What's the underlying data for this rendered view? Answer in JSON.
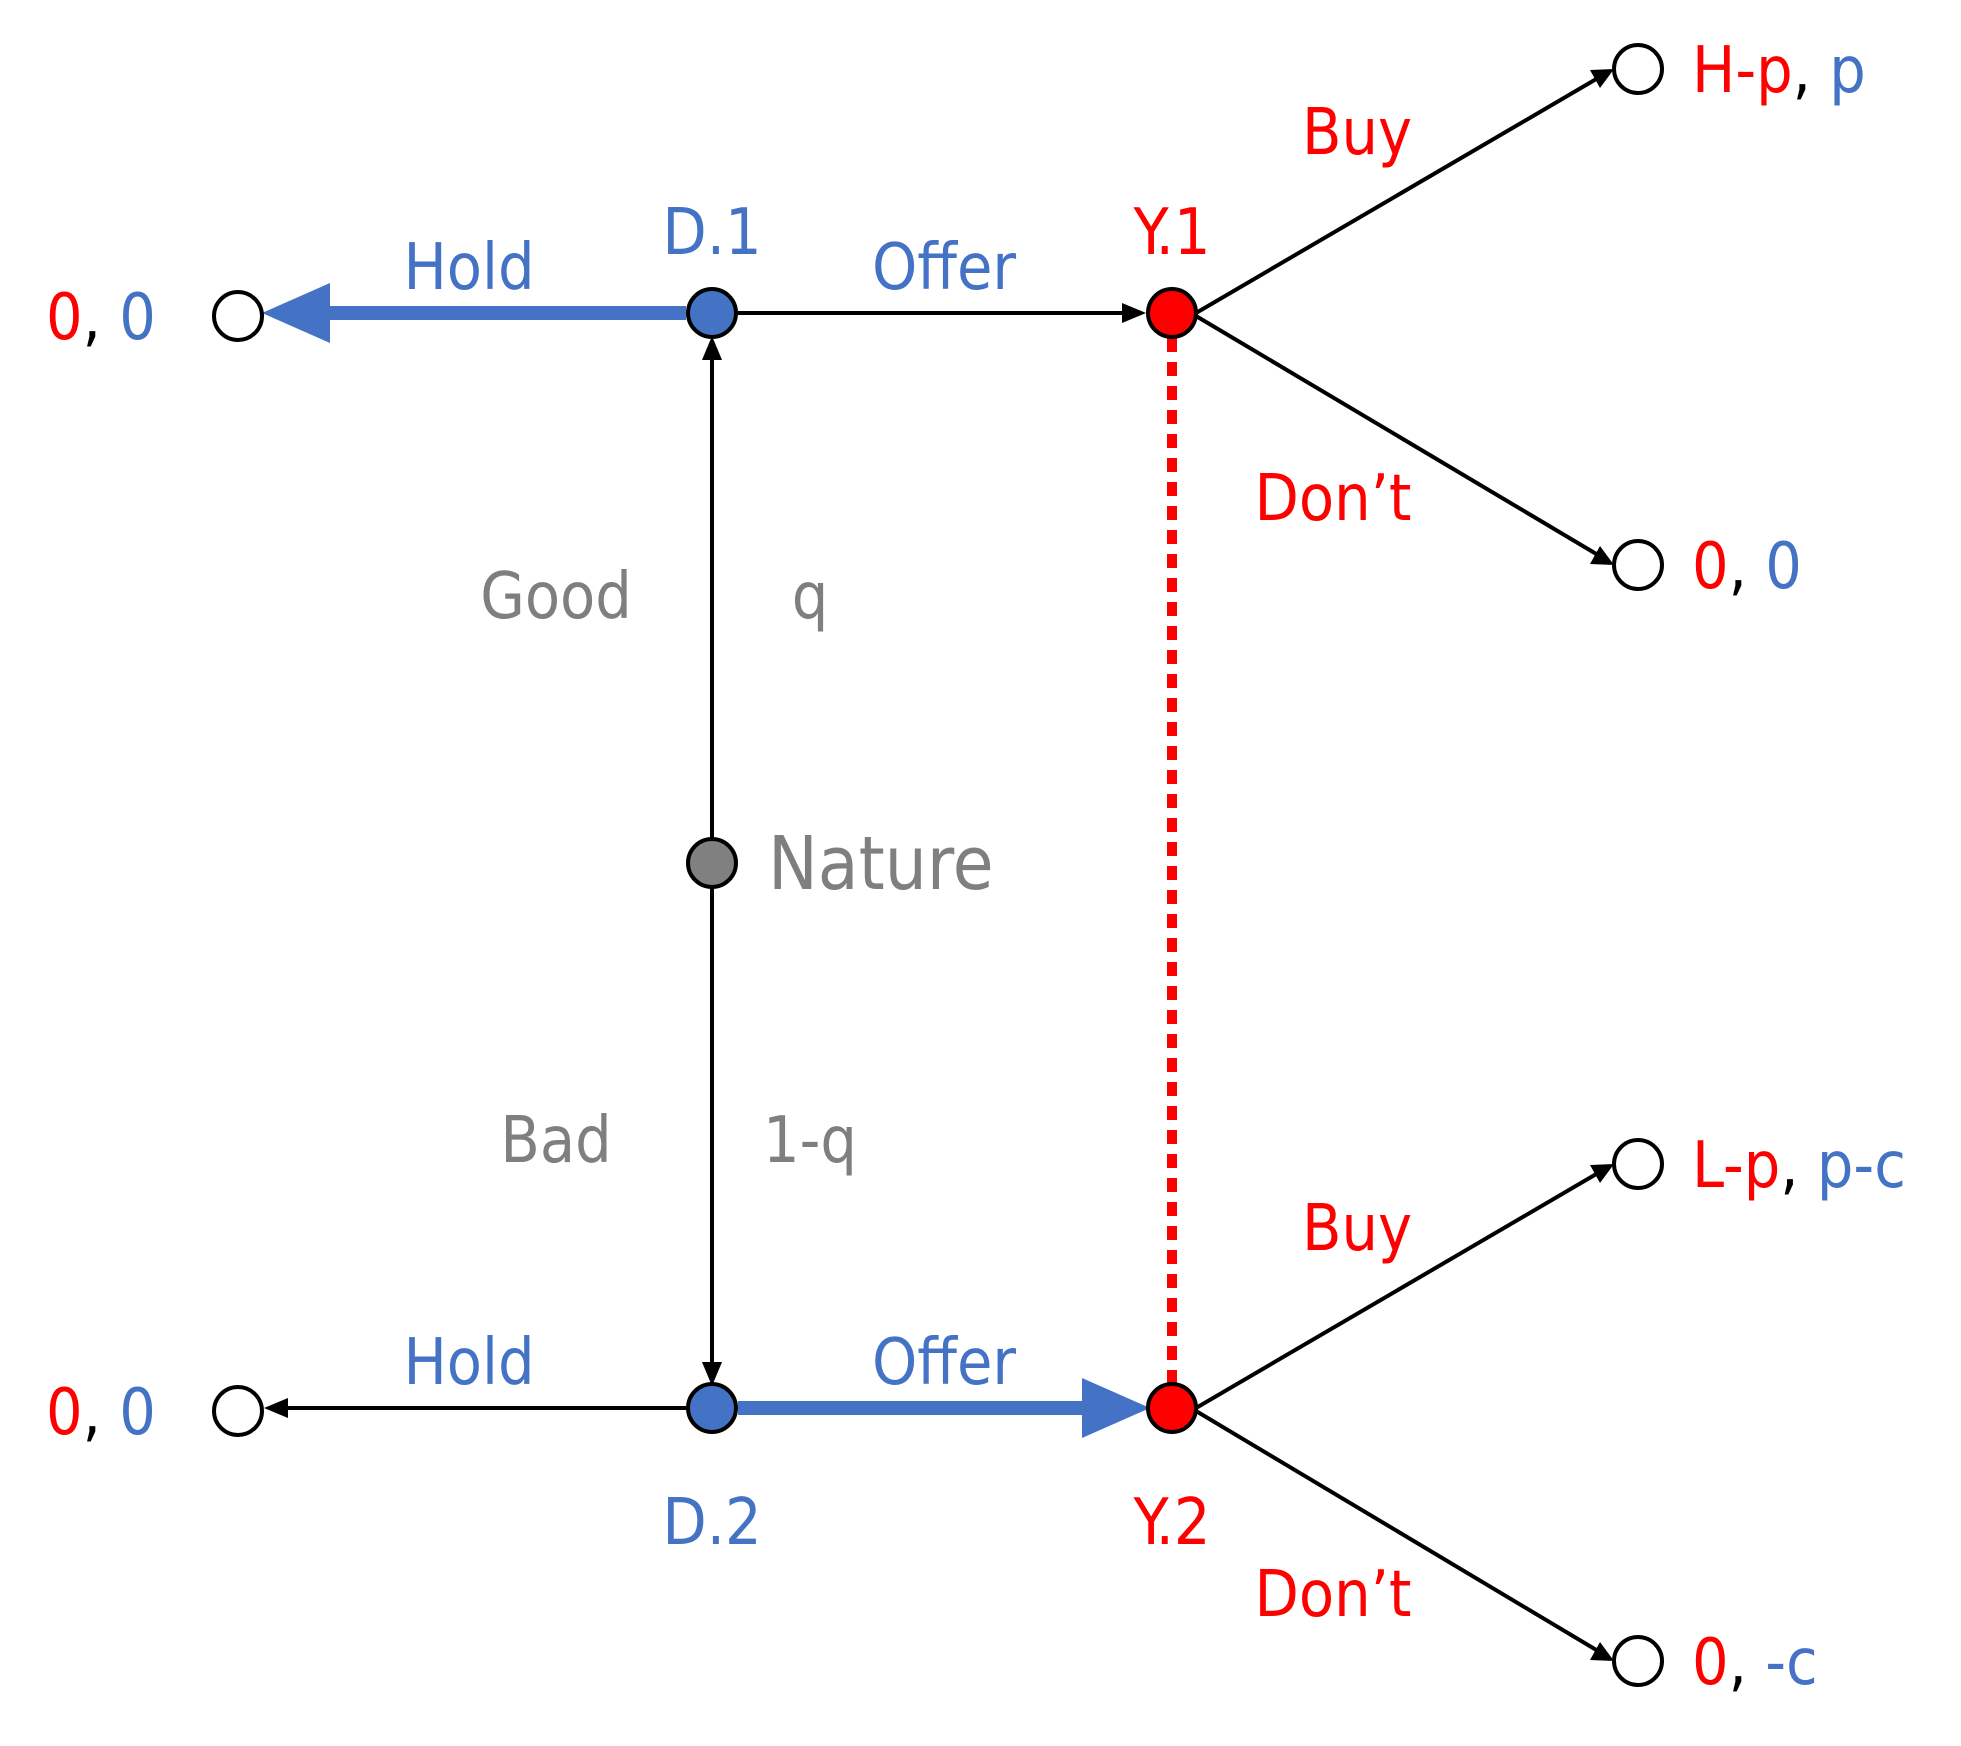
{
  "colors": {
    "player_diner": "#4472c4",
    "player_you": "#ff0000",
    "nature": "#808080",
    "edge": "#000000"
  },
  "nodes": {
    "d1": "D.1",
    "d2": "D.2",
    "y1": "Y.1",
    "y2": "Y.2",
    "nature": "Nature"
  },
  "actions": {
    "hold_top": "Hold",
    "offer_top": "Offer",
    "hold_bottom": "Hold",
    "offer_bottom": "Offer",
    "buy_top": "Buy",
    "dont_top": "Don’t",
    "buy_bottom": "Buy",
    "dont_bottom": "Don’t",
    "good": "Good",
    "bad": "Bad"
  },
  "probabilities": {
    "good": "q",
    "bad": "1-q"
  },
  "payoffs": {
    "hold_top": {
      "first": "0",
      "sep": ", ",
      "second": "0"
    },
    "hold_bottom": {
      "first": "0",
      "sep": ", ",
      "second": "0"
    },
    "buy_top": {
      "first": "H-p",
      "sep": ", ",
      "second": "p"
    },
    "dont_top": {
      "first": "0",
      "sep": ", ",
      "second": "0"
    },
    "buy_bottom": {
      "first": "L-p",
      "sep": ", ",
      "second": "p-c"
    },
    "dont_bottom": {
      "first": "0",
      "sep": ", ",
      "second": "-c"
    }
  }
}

----

STATED EXERCISE :: Write out every line above exactly as it is, leaving out the pictures.

EXERCISE SOLUTION ::
What's the underlying data for this rendered view? Answer in JSON.
{
  "colors": {
    "player_diner": "#4472c4",
    "player_you": "#ff0000",
    "nature": "#808080",
    "edge": "#000000"
  },
  "nodes": {
    "d1": "D.1",
    "d2": "D.2",
    "y1": "Y.1",
    "y2": "Y.2",
    "nature": "Nature"
  },
  "actions": {
    "hold_top": "Hold",
    "offer_top": "Offer",
    "hold_bottom": "Hold",
    "offer_bottom": "Offer",
    "buy_top": "Buy",
    "dont_top": "Don’t",
    "buy_bottom": "Buy",
    "dont_bottom": "Don’t",
    "good": "Good",
    "bad": "Bad"
  },
  "probabilities": {
    "good": "q",
    "bad": "1-q"
  },
  "payoffs": {
    "hold_top": {
      "first": "0",
      "sep": ", ",
      "second": "0"
    },
    "hold_bottom": {
      "first": "0",
      "sep": ", ",
      "second": "0"
    },
    "buy_top": {
      "first": "H-p",
      "sep": ", ",
      "second": "p"
    },
    "dont_top": {
      "first": "0",
      "sep": ", ",
      "second": "0"
    },
    "buy_bottom": {
      "first": "L-p",
      "sep": ", ",
      "second": "p-c"
    },
    "dont_bottom": {
      "first": "0",
      "sep": ", ",
      "second": "-c"
    }
  }
}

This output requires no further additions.